Written instruction:
Transcribe the listing in full, excluding any pictures.

[Extracted data entries]
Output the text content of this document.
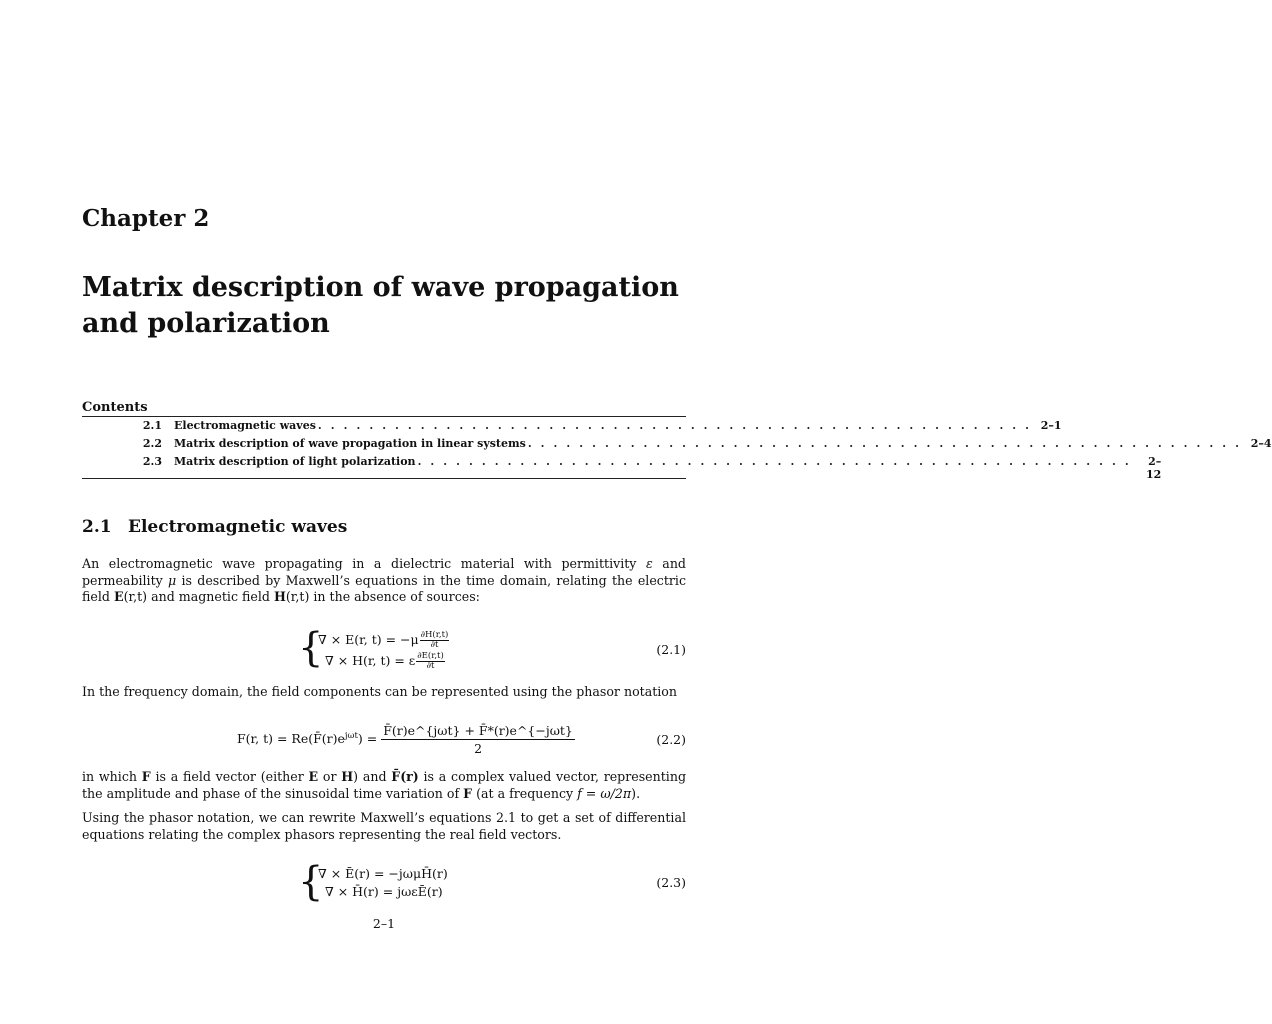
Chapter 2
Matrix description of wave propagation and polarization
Contents
2.1	Electromagnetic waves . . . . . . . . . . . . . . . . . . . . . . . . . . . . . . . . . . . . . . . . . . . . . . . . . . . . . . . . 2–1
2.2	Matrix description of wave propagation in linear systems . . . . . . . . . . . . . . . . . . . . . . . . . . . . . . . . . . . . . . . . . . . . . . . . . . . . . . . . 2–4
2.3	Matrix description of light polarization . . . . . . . . . . . . . . . . . . . . . . . . . . . . . . . . . . . . . . . . . . . . . . . . . . . . . . . .	2–12
2.1 Electromagnetic waves
An electromagnetic wave propagating in a dielectric material with permittivity ε and permeability μ is described by Maxwell’s equations in the time domain, relating the electric field E(r,t) and magnetic field H(r,t) in the absence of sources:
{
∇ × E(r, $t) = -\mu \frac{\partial H(r,t)}{\partial t}$
∇ × H(r, t) = ε $\frac{\partial E(r,t)}{\partial t}$
(2.1)
In the frequency domain, the field components can be represented using the phasor notation
F(r, $t) = Re(F̄(r)e^{j\omega t}) = \frac{\text{F̄(r)e\textasciicircum{}\{jωt\} + F̄*(r)e\textasciicircum{}\{−jωt\}}}{2}$	(2.2)
in which F is a field vector (either E or H) and F̄(r) is a complex valued vector, representing the amplitude and phase of the sinusoidal time variation of F (at a frequency f = ω/2π).
Using the phasor notation, we can rewrite Maxwell’s equations 2.1 to get a set of differential equations relating the complex phasors representing the real field vectors.
{
∇ × Ē(r) = −jωμH̄(r)
∇ × H̄(r) = jωεĒ(r)
(2.3)
2–1
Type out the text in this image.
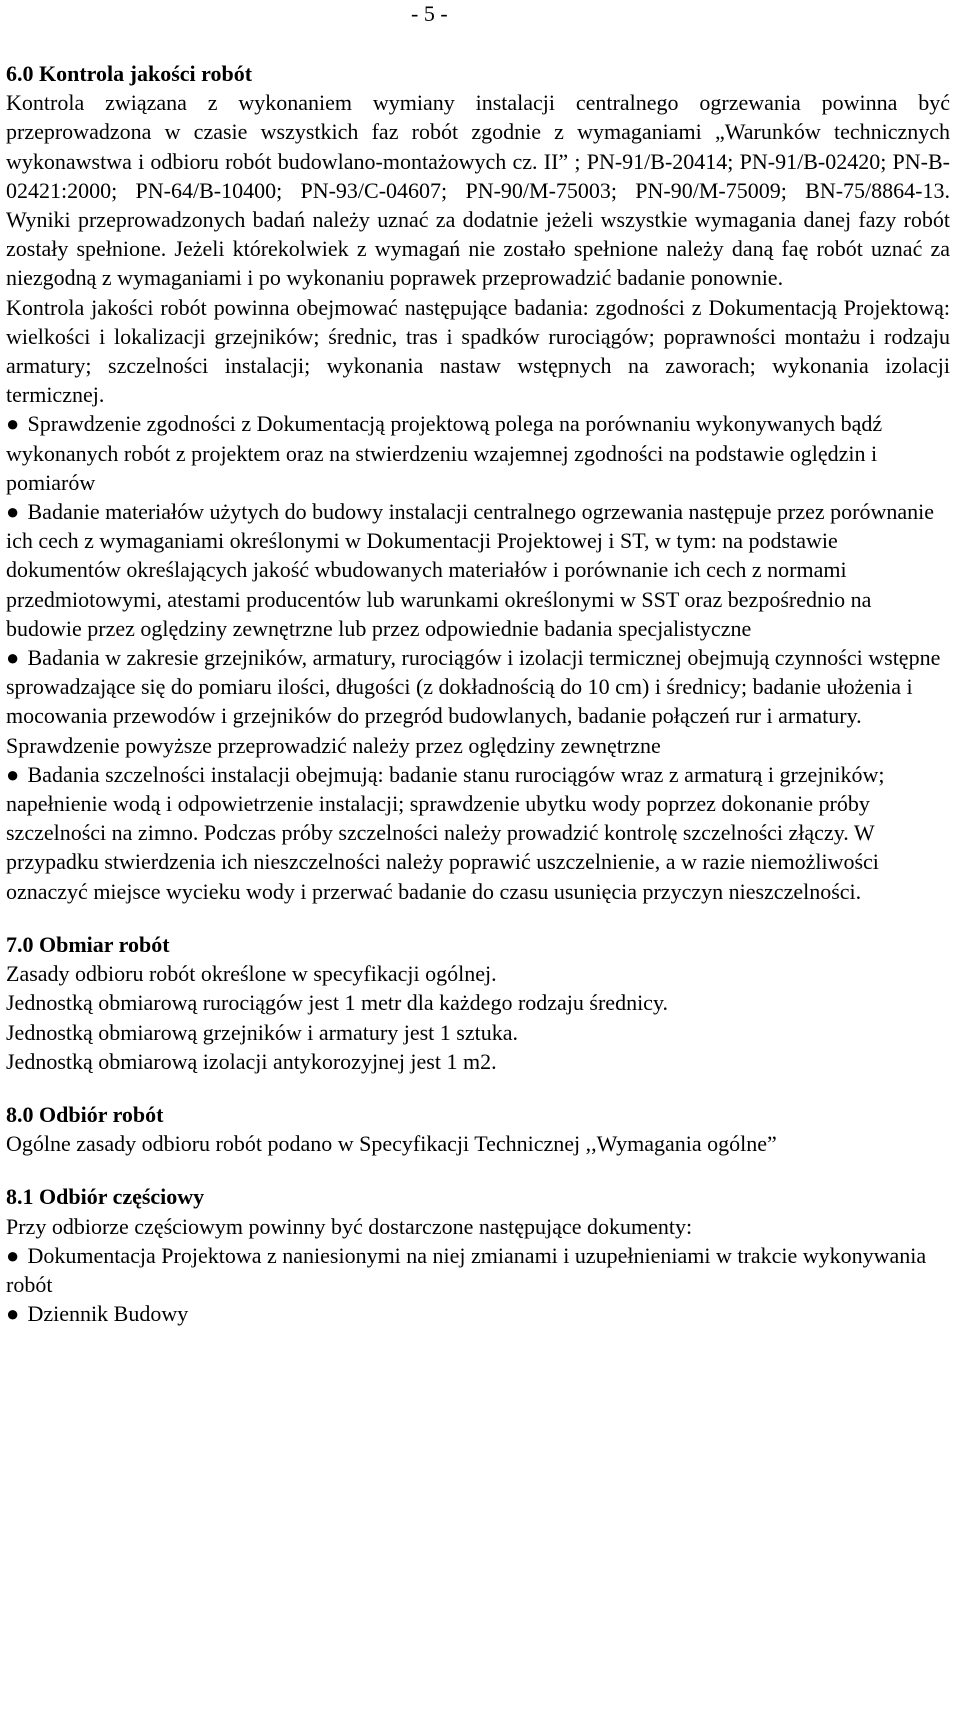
- 5 -

6.0 Kontrola jakości robót

Kontrola związana z wykonaniem wymiany instalacji centralnego ogrzewania powinna być przeprowadzona w czasie wszystkich faz robót zgodnie z wymaganiami „Warunków technicznych wykonawstwa i odbioru robót budowlano-montażowych cz. II” ; PN-91/B-20414; PN-91/B-02420; PN-B-02421:2000; PN-64/B-10400; PN-93/C-04607; PN-90/M-75003; PN-90/M-75009; BN-75/8864-13. Wyniki przeprowadzonych badań należy uznać za dodatnie jeżeli wszystkie wymagania danej fazy robót zostały spełnione. Jeżeli którekolwiek z wymagań nie zostało spełnione należy daną faę robót uznać za niezgodną z wymaganiami i po wykonaniu poprawek przeprowadzić badanie ponownie.

Kontrola jakości robót powinna obejmować następujące badania: zgodności z Dokumentacją Projektową: wielkości i lokalizacji grzejników; średnic, tras i spadków rurociągów; poprawności montażu i rodzaju armatury; szczelności instalacji; wykonania nastaw wstępnych na zaworach; wykonania izolacji termicznej.

● Sprawdzenie zgodności z Dokumentacją projektową polega na porównaniu wykonywanych bądź wykonanych robót z projektem oraz na stwierdzeniu wzajemnej zgodności na podstawie oględzin i pomiarów

● Badanie materiałów użytych do budowy instalacji centralnego ogrzewania następuje przez porównanie ich cech z wymaganiami określonymi w Dokumentacji Projektowej i ST, w tym: na podstawie dokumentów określających jakość wbudowanych materiałów i porównanie ich cech z normami przedmiotowymi, atestami producentów lub warunkami określonymi w SST oraz bezpośrednio na budowie przez oględziny zewnętrzne lub przez odpowiednie badania specjalistyczne

● Badania w zakresie grzejników, armatury, rurociągów i izolacji termicznej obejmują czynności wstępne sprowadzające się do pomiaru ilości, długości (z dokładnością do 10 cm) i średnicy; badanie ułożenia i mocowania przewodów i grzejników do przegród budowlanych, badanie połączeń rur i armatury. Sprawdzenie powyższe przeprowadzić należy przez oględziny zewnętrzne

● Badania szczelności instalacji obejmują: badanie stanu rurociągów wraz z armaturą i grzejników; napełnienie wodą i odpowietrzenie instalacji; sprawdzenie ubytku wody poprzez dokonanie próby szczelności na zimno. Podczas próby szczelności należy prowadzić kontrolę szczelności złączy. W przypadku stwierdzenia ich nieszczelności należy poprawić uszczelnienie, a w razie niemożliwości oznaczyć miejsce wycieku wody i przerwać badanie do czasu usunięcia przyczyn nieszczelności.

7.0 Obmiar robót

Zasady odbioru robót określone w specyfikacji ogólnej.

Jednostką obmiarową rurociągów jest 1 metr dla każdego rodzaju średnicy.

Jednostką obmiarową grzejników i armatury jest 1 sztuka.

Jednostką obmiarową izolacji antykorozyjnej jest 1 m2.

8.0 Odbiór robót

Ogólne zasady odbioru robót podano w Specyfikacji Technicznej ,,Wymagania ogólne”

8.1 Odbiór częściowy

Przy odbiorze częściowym powinny być dostarczone następujące dokumenty:

● Dokumentacja Projektowa z naniesionymi na niej zmianami i uzupełnieniami w trakcie wykonywania robót

● Dziennik Budowy
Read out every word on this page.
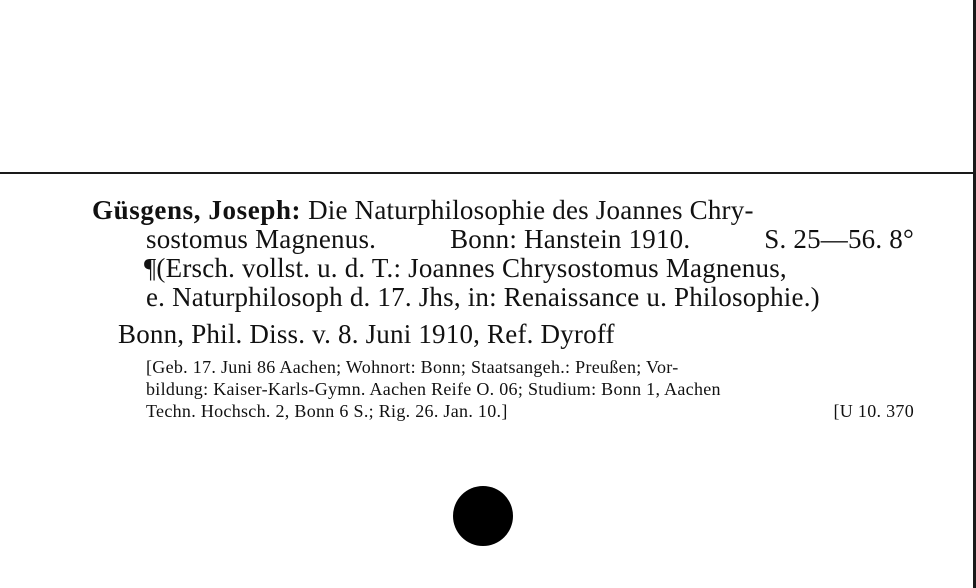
Güsgens, Joseph: Die Naturphilosophie des Joannes Chry-
sostomus Magnenus.	Bonn: Hanstein 1910.	S. 25—56. 8°
¶(Ersch. vollst. u. d. T.: Joannes Chrysostomus Magnenus,
e. Naturphilosoph d. 17. Jhs, in: Renaissance u. Philosophie.)
Bonn, Phil. Diss. v. 8. Juni 1910, Ref. Dyroff
[Geb. 17. Juni 86 Aachen; Wohnort: Bonn; Staatsangeh.: Preußen; Vor-
bildung: Kaiser-Karls-Gymn. Aachen Reife O. 06; Studium: Bonn 1, Aachen
Techn. Hochsch. 2, Bonn 6 S.; Rig. 26. Jan. 10.]	[U 10. 370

The result:
Output the text content of this document.
Chapter 2
Matrix description of wave propagation and polarization
Contents
2.1	Electromagnetic waves . . . . . . . . . . . . . . . . . . . . . . . . . . . . . . . . . . . . . . . . . . . . . . . . . . . . . . . . 2–1
2.2	Matrix description of wave propagation in linear systems . . . . . . . . . . . . . . . . . . . . . . . . . . . . . . . . . . . . . . . . . . . . . . . . . . . . . . . . 2–4
2.3	Matrix description of light polarization . . . . . . . . . . . . . . . . . . . . . . . . . . . . . . . . . . . . . . . . . . . . . . . . . . . . . . . .	2–12
2.1 Electromagnetic waves
An electromagnetic wave propagating in a dielectric material with permittivity ε and permeability μ is described by Maxwell’s equations in the time domain, relating the electric field E(r,t) and magnetic field H(r,t) in the absence of sources:
{
∇ × E(r, $t) = -\mu \frac{\partial H(r,t)}{\partial t}$
∇ × H(r, t) = ε $\frac{\partial E(r,t)}{\partial t}$
(2.1)
In the frequency domain, the field components can be represented using the phasor notation
F(r, $t) = Re(F̄(r)e^{j\omega t}) = \frac{\text{F̄(r)e\textasciicircum{}\{jωt\} + F̄*(r)e\textasciicircum{}\{−jωt\}}}{2}$	(2.2)
in which F is a field vector (either E or H) and F̄(r) is a complex valued vector, representing the amplitude and phase of the sinusoidal time variation of F (at a frequency f = ω/2π).
Using the phasor notation, we can rewrite Maxwell’s equations 2.1 to get a set of differential equations relating the complex phasors representing the real field vectors.
{
∇ × Ē(r) = −jωμH̄(r)
∇ × H̄(r) = jωεĒ(r)
(2.3)
2–1
Type out the text in this image.
- 5 -

6.0 Kontrola jakości robót

Kontrola związana z wykonaniem wymiany instalacji centralnego ogrzewania powinna być przeprowadzona w czasie wszystkich faz robót zgodnie z wymaganiami „Warunków technicznych wykonawstwa i odbioru robót budowlano-montażowych cz. II” ; PN-91/B-20414; PN-91/B-02420; PN-B-02421:2000; PN-64/B-10400; PN-93/C-04607; PN-90/M-75003; PN-90/M-75009; BN-75/8864-13. Wyniki przeprowadzonych badań należy uznać za dodatnie jeżeli wszystkie wymagania danej fazy robót zostały spełnione. Jeżeli którekolwiek z wymagań nie zostało spełnione należy daną faę robót uznać za niezgodną z wymaganiami i po wykonaniu poprawek przeprowadzić badanie ponownie.

Kontrola jakości robót powinna obejmować następujące badania: zgodności z Dokumentacją Projektową: wielkości i lokalizacji grzejników; średnic, tras i spadków rurociągów; poprawności montażu i rodzaju armatury; szczelności instalacji; wykonania nastaw wstępnych na zaworach; wykonania izolacji termicznej.

● Sprawdzenie zgodności z Dokumentacją projektową polega na porównaniu wykonywanych bądź wykonanych robót z projektem oraz na stwierdzeniu wzajemnej zgodności na podstawie oględzin i pomiarów

● Badanie materiałów użytych do budowy instalacji centralnego ogrzewania następuje przez porównanie ich cech z wymaganiami określonymi w Dokumentacji Projektowej i ST, w tym: na podstawie dokumentów określających jakość wbudowanych materiałów i porównanie ich cech z normami przedmiotowymi, atestami producentów lub warunkami określonymi w SST oraz bezpośrednio na budowie przez oględziny zewnętrzne lub przez odpowiednie badania specjalistyczne

● Badania w zakresie grzejników, armatury, rurociągów i izolacji termicznej obejmują czynności wstępne sprowadzające się do pomiaru ilości, długości (z dokładnością do 10 cm) i średnicy; badanie ułożenia i mocowania przewodów i grzejników do przegród budowlanych, badanie połączeń rur i armatury. Sprawdzenie powyższe przeprowadzić należy przez oględziny zewnętrzne

● Badania szczelności instalacji obejmują: badanie stanu rurociągów wraz z armaturą i grzejników; napełnienie wodą i odpowietrzenie instalacji; sprawdzenie ubytku wody poprzez dokonanie próby szczelności na zimno. Podczas próby szczelności należy prowadzić kontrolę szczelności złączy. W przypadku stwierdzenia ich nieszczelności należy poprawić uszczelnienie, a w razie niemożliwości oznaczyć miejsce wycieku wody i przerwać badanie do czasu usunięcia przyczyn nieszczelności.

7.0 Obmiar robót

Zasady odbioru robót określone w specyfikacji ogólnej.

Jednostką obmiarową rurociągów jest 1 metr dla każdego rodzaju średnicy.

Jednostką obmiarową grzejników i armatury jest 1 sztuka.

Jednostką obmiarową izolacji antykorozyjnej jest 1 m2.

8.0 Odbiór robót

Ogólne zasady odbioru robót podano w Specyfikacji Technicznej ,,Wymagania ogólne”

8.1 Odbiór częściowy

Przy odbiorze częściowym powinny być dostarczone następujące dokumenty:

● Dokumentacja Projektowa z naniesionymi na niej zmianami i uzupełnieniami w trakcie wykonywania robót

● Dziennik Budowy
Read out every word on this page.
Güsgens, Joseph: Die Naturphilosophie des Joannes Chry-
sostomus Magnenus.	Bonn: Hanstein 1910.	S. 25—56. 8°
¶(Ersch. vollst. u. d. T.: Joannes Chrysostomus Magnenus,
e. Naturphilosoph d. 17. Jhs, in: Renaissance u. Philosophie.)
Bonn, Phil. Diss. v. 8. Juni 1910, Ref. Dyroff
[Geb. 17. Juni 86 Aachen; Wohnort: Bonn; Staatsangeh.: Preußen; Vor-
bildung: Kaiser-Karls-Gymn. Aachen Reife O. 06; Studium: Bonn 1, Aachen
Techn. Hochsch. 2, Bonn 6 S.; Rig. 26. Jan. 10.]	[U 10. 370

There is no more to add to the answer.